Exercise description — Print out the entries below with no edits.

==== Records for the task ====

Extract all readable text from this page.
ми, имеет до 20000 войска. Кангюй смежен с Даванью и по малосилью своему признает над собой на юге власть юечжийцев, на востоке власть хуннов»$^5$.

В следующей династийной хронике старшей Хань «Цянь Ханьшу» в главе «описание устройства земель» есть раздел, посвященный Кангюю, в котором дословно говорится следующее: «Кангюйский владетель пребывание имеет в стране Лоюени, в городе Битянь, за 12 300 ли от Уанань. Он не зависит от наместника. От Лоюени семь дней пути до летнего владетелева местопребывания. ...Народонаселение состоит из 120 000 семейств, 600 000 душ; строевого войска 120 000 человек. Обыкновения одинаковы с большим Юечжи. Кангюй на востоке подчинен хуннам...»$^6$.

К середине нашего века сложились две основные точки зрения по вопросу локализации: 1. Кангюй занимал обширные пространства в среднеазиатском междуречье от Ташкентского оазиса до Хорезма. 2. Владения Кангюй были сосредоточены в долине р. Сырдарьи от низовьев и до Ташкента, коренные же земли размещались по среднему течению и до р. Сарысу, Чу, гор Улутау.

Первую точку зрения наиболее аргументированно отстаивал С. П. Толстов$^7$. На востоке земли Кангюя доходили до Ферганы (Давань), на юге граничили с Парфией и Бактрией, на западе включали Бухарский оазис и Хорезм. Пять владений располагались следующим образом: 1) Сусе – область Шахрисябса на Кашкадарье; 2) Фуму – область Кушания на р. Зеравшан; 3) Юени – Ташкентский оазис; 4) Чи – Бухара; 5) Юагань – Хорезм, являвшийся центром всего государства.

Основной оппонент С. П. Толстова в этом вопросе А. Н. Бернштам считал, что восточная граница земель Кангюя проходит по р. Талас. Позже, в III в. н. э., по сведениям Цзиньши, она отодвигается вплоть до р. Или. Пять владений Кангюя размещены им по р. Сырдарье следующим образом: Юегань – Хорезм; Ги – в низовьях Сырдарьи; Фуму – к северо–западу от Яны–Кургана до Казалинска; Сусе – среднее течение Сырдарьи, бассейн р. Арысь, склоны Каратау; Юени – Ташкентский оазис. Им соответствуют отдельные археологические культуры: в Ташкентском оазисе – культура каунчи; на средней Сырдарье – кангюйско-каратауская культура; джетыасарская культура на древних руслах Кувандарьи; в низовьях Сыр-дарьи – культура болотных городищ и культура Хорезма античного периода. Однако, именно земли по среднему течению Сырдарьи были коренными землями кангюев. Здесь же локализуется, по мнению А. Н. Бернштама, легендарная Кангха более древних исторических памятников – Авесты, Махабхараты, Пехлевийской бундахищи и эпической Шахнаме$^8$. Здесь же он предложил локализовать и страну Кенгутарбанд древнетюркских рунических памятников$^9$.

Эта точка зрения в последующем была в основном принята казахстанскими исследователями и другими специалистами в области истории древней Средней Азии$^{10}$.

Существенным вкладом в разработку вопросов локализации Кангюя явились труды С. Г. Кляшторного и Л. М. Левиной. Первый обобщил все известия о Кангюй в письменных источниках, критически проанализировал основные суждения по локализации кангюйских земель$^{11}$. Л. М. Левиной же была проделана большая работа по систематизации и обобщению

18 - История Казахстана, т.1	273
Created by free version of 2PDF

====

Response to the exercise —
Extract all readable text from this page.
ми, имеет до 20000 войска. Кангюй смежен с Даванью и по малосилью своему признает над собой на юге власть юечжийцев, на востоке власть хуннов»$^5$.

В следующей династийной хронике старшей Хань «Цянь Ханьшу» в главе «описание устройства земель» есть раздел, посвященный Кангюю, в котором дословно говорится следующее: «Кангюйский владетель пребывание имеет в стране Лоюени, в городе Битянь, за 12 300 ли от Уанань. Он не зависит от наместника. От Лоюени семь дней пути до летнего владетелева местопребывания. ...Народонаселение состоит из 120 000 семейств, 600 000 душ; строевого войска 120 000 человек. Обыкновения одинаковы с большим Юечжи. Кангюй на востоке подчинен хуннам...»$^6$.

К середине нашего века сложились две основные точки зрения по вопросу локализации: 1. Кангюй занимал обширные пространства в среднеазиатском междуречье от Ташкентского оазиса до Хорезма. 2. Владения Кангюй были сосредоточены в долине р. Сырдарьи от низовьев и до Ташкента, коренные же земли размещались по среднему течению и до р. Сарысу, Чу, гор Улутау.

Первую точку зрения наиболее аргументированно отстаивал С. П. Толстов$^7$. На востоке земли Кангюя доходили до Ферганы (Давань), на юге граничили с Парфией и Бактрией, на западе включали Бухарский оазис и Хорезм. Пять владений располагались следующим образом: 1) Сусе – область Шахрисябса на Кашкадарье; 2) Фуму – область Кушания на р. Зеравшан; 3) Юени – Ташкентский оазис; 4) Чи – Бухара; 5) Юагань – Хорезм, являвшийся центром всего государства.

Основной оппонент С. П. Толстова в этом вопросе А. Н. Бернштам считал, что восточная граница земель Кангюя проходит по р. Талас. Позже, в III в. н. э., по сведениям Цзиньши, она отодвигается вплоть до р. Или. Пять владений Кангюя размещены им по р. Сырдарье следующим образом: Юегань – Хорезм; Ги – в низовьях Сырдарьи; Фуму – к северо–западу от Яны–Кургана до Казалинска; Сусе – среднее течение Сырдарьи, бассейн р. Арысь, склоны Каратау; Юени – Ташкентский оазис. Им соответствуют отдельные археологические культуры: в Ташкентском оазисе – культура каунчи; на средней Сырдарье – кангюйско-каратауская культура; джетыасарская культура на древних руслах Кувандарьи; в низовьях Сыр-дарьи – культура болотных городищ и культура Хорезма античного периода. Однако, именно земли по среднему течению Сырдарьи были коренными землями кангюев. Здесь же локализуется, по мнению А. Н. Бернштама, легендарная Кангха более древних исторических памятников – Авесты, Махабхараты, Пехлевийской бундахищи и эпической Шахнаме$^8$. Здесь же он предложил локализовать и страну Кенгутарбанд древнетюркских рунических памятников$^9$.

Эта точка зрения в последующем была в основном принята казахстанскими исследователями и другими специалистами в области истории древней Средней Азии$^{10}$.

Существенным вкладом в разработку вопросов локализации Кангюя явились труды С. Г. Кляшторного и Л. М. Левиной. Первый обобщил все известия о Кангюй в письменных источниках, критически проанализировал основные суждения по локализации кангюйских земель$^{11}$. Л. М. Левиной же была проделана большая работа по систематизации и обобщению

18 - История Казахстана, т.1	273
Created by free version of 2PDF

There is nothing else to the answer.